(Extracted records)
◇ ◇ ◇

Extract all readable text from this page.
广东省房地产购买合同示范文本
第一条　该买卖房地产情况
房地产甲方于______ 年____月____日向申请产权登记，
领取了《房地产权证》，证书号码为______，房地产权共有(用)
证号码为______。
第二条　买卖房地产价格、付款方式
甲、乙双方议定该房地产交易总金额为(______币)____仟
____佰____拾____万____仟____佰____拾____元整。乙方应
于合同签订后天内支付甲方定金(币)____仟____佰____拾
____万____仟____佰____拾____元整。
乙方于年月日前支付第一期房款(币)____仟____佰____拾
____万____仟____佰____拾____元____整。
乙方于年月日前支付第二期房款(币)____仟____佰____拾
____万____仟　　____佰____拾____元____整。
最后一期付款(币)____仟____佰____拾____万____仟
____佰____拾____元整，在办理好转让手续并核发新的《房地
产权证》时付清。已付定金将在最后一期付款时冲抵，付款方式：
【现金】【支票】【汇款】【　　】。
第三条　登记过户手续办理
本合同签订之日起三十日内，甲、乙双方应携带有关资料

◇ ◇ ◇

EXERCISE GOAL:
Reproduce the records word for word.

FINISHED ANSWER:
Extract all readable text from this page.
广东省房地产购买合同示范文本
第一条　该买卖房地产情况
房地产甲方于______ 年____月____日向申请产权登记，
领取了《房地产权证》，证书号码为______，房地产权共有(用)
证号码为______。
第二条　买卖房地产价格、付款方式
甲、乙双方议定该房地产交易总金额为(______币)____仟
____佰____拾____万____仟____佰____拾____元整。乙方应
于合同签订后天内支付甲方定金(币)____仟____佰____拾
____万____仟____佰____拾____元整。
乙方于年月日前支付第一期房款(币)____仟____佰____拾
____万____仟____佰____拾____元____整。
乙方于年月日前支付第二期房款(币)____仟____佰____拾
____万____仟　　____佰____拾____元____整。
最后一期付款(币)____仟____佰____拾____万____仟
____佰____拾____元整，在办理好转让手续并核发新的《房地
产权证》时付清。已付定金将在最后一期付款时冲抵，付款方式：
【现金】【支票】【汇款】【　　】。
第三条　登记过户手续办理
本合同签订之日起三十日内，甲、乙双方应携带有关资料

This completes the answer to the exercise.